Entries with figure data
------------------------------------

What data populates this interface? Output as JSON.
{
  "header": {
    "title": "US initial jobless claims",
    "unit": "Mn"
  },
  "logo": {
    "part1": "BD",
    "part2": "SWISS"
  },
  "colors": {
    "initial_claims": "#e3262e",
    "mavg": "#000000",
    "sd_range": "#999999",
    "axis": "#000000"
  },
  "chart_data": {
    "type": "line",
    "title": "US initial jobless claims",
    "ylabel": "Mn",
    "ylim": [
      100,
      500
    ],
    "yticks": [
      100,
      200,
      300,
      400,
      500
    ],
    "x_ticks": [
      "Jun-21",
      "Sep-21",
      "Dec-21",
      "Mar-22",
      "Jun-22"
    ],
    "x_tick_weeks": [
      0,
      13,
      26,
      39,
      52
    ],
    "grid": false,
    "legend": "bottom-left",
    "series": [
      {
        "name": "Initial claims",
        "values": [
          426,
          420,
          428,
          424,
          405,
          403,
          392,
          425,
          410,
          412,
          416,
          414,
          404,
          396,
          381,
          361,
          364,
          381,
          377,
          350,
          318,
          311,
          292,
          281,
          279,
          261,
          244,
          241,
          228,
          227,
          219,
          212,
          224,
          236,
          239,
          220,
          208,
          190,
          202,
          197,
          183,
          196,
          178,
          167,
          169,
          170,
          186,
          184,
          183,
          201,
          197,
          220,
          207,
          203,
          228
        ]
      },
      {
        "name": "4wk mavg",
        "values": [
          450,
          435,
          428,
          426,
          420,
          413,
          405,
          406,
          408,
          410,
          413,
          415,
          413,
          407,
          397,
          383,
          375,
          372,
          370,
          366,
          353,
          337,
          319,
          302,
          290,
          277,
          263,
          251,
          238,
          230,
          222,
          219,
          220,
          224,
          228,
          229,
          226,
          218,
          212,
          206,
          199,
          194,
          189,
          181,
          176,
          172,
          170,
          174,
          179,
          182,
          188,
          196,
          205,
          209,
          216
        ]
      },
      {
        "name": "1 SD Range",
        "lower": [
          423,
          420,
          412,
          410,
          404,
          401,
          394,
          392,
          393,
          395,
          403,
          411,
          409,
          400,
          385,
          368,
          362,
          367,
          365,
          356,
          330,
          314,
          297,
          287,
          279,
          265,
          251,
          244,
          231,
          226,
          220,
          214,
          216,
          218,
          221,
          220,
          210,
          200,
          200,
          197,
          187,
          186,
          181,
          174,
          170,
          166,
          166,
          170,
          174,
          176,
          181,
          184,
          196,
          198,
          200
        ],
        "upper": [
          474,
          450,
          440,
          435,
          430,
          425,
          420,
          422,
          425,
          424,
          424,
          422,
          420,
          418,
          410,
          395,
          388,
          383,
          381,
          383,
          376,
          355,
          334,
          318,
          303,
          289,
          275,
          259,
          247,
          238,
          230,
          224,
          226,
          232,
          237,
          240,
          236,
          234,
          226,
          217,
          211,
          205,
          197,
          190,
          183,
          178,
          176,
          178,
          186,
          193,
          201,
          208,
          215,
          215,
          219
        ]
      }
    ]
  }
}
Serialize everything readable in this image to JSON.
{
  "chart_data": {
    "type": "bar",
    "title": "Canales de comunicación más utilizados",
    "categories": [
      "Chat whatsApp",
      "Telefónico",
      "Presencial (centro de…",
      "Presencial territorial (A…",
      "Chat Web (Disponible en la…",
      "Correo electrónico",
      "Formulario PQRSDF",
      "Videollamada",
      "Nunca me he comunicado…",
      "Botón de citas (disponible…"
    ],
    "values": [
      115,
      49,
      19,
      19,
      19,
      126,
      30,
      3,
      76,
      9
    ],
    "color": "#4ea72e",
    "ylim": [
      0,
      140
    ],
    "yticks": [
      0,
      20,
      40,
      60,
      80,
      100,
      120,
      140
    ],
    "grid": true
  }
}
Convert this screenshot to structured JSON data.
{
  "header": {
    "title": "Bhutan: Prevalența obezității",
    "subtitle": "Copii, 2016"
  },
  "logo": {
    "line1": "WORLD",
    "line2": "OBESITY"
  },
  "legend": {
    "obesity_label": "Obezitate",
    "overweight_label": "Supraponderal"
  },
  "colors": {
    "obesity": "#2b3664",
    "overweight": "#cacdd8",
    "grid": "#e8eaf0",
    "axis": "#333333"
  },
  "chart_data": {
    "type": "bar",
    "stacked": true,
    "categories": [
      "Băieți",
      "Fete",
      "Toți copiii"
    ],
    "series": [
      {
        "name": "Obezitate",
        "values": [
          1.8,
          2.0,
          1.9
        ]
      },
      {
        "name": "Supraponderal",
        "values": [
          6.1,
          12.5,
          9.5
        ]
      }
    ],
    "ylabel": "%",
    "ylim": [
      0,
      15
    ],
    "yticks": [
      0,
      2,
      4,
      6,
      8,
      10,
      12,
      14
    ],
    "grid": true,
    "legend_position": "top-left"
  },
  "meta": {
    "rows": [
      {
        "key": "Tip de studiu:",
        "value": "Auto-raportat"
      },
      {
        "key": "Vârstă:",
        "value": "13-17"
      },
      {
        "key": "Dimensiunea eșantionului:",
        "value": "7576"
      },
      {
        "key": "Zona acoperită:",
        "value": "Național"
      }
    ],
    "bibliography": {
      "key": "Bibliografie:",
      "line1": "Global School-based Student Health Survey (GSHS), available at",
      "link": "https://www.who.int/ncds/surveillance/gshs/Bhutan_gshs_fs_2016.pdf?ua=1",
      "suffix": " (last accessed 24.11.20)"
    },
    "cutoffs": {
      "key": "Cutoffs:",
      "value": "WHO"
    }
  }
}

------------------------------------

• **Work instructions**
The records above should be restated word for word, please.

• **Correct response**
What data populates this interface? Output as JSON.
{
  "header": {
    "title": "US initial jobless claims",
    "unit": "Mn"
  },
  "logo": {
    "part1": "BD",
    "part2": "SWISS"
  },
  "colors": {
    "initial_claims": "#e3262e",
    "mavg": "#000000",
    "sd_range": "#999999",
    "axis": "#000000"
  },
  "chart_data": {
    "type": "line",
    "title": "US initial jobless claims",
    "ylabel": "Mn",
    "ylim": [
      100,
      500
    ],
    "yticks": [
      100,
      200,
      300,
      400,
      500
    ],
    "x_ticks": [
      "Jun-21",
      "Sep-21",
      "Dec-21",
      "Mar-22",
      "Jun-22"
    ],
    "x_tick_weeks": [
      0,
      13,
      26,
      39,
      52
    ],
    "grid": false,
    "legend": "bottom-left",
    "series": [
      {
        "name": "Initial claims",
        "values": [
          426,
          420,
          428,
          424,
          405,
          403,
          392,
          425,
          410,
          412,
          416,
          414,
          404,
          396,
          381,
          361,
          364,
          381,
          377,
          350,
          318,
          311,
          292,
          281,
          279,
          261,
          244,
          241,
          228,
          227,
          219,
          212,
          224,
          236,
          239,
          220,
          208,
          190,
          202,
          197,
          183,
          196,
          178,
          167,
          169,
          170,
          186,
          184,
          183,
          201,
          197,
          220,
          207,
          203,
          228
        ]
      },
      {
        "name": "4wk mavg",
        "values": [
          450,
          435,
          428,
          426,
          420,
          413,
          405,
          406,
          408,
          410,
          413,
          415,
          413,
          407,
          397,
          383,
          375,
          372,
          370,
          366,
          353,
          337,
          319,
          302,
          290,
          277,
          263,
          251,
          238,
          230,
          222,
          219,
          220,
          224,
          228,
          229,
          226,
          218,
          212,
          206,
          199,
          194,
          189,
          181,
          176,
          172,
          170,
          174,
          179,
          182,
          188,
          196,
          205,
          209,
          216
        ]
      },
      {
        "name": "1 SD Range",
        "lower": [
          423,
          420,
          412,
          410,
          404,
          401,
          394,
          392,
          393,
          395,
          403,
          411,
          409,
          400,
          385,
          368,
          362,
          367,
          365,
          356,
          330,
          314,
          297,
          287,
          279,
          265,
          251,
          244,
          231,
          226,
          220,
          214,
          216,
          218,
          221,
          220,
          210,
          200,
          200,
          197,
          187,
          186,
          181,
          174,
          170,
          166,
          166,
          170,
          174,
          176,
          181,
          184,
          196,
          198,
          200
        ],
        "upper": [
          474,
          450,
          440,
          435,
          430,
          425,
          420,
          422,
          425,
          424,
          424,
          422,
          420,
          418,
          410,
          395,
          388,
          383,
          381,
          383,
          376,
          355,
          334,
          318,
          303,
          289,
          275,
          259,
          247,
          238,
          230,
          224,
          226,
          232,
          237,
          240,
          236,
          234,
          226,
          217,
          211,
          205,
          197,
          190,
          183,
          178,
          176,
          178,
          186,
          193,
          201,
          208,
          215,
          215,
          219
        ]
      }
    ]
  }
}
Serialize everything readable in this image to JSON.
{
  "chart_data": {
    "type": "bar",
    "title": "Canales de comunicación más utilizados",
    "categories": [
      "Chat whatsApp",
      "Telefónico",
      "Presencial (centro de…",
      "Presencial territorial (A…",
      "Chat Web (Disponible en la…",
      "Correo electrónico",
      "Formulario PQRSDF",
      "Videollamada",
      "Nunca me he comunicado…",
      "Botón de citas (disponible…"
    ],
    "values": [
      115,
      49,
      19,
      19,
      19,
      126,
      30,
      3,
      76,
      9
    ],
    "color": "#4ea72e",
    "ylim": [
      0,
      140
    ],
    "yticks": [
      0,
      20,
      40,
      60,
      80,
      100,
      120,
      140
    ],
    "grid": true
  }
}
Convert this screenshot to structured JSON data.
{
  "header": {
    "title": "Bhutan: Prevalența obezității",
    "subtitle": "Copii, 2016"
  },
  "logo": {
    "line1": "WORLD",
    "line2": "OBESITY"
  },
  "legend": {
    "obesity_label": "Obezitate",
    "overweight_label": "Supraponderal"
  },
  "colors": {
    "obesity": "#2b3664",
    "overweight": "#cacdd8",
    "grid": "#e8eaf0",
    "axis": "#333333"
  },
  "chart_data": {
    "type": "bar",
    "stacked": true,
    "categories": [
      "Băieți",
      "Fete",
      "Toți copiii"
    ],
    "series": [
      {
        "name": "Obezitate",
        "values": [
          1.8,
          2.0,
          1.9
        ]
      },
      {
        "name": "Supraponderal",
        "values": [
          6.1,
          12.5,
          9.5
        ]
      }
    ],
    "ylabel": "%",
    "ylim": [
      0,
      15
    ],
    "yticks": [
      0,
      2,
      4,
      6,
      8,
      10,
      12,
      14
    ],
    "grid": true,
    "legend_position": "top-left"
  },
  "meta": {
    "rows": [
      {
        "key": "Tip de studiu:",
        "value": "Auto-raportat"
      },
      {
        "key": "Vârstă:",
        "value": "13-17"
      },
      {
        "key": "Dimensiunea eșantionului:",
        "value": "7576"
      },
      {
        "key": "Zona acoperită:",
        "value": "Național"
      }
    ],
    "bibliography": {
      "key": "Bibliografie:",
      "line1": "Global School-based Student Health Survey (GSHS), available at",
      "link": "https://www.who.int/ncds/surveillance/gshs/Bhutan_gshs_fs_2016.pdf?ua=1",
      "suffix": " (last accessed 24.11.20)"
    },
    "cutoffs": {
      "key": "Cutoffs:",
      "value": "WHO"
    }
  }
}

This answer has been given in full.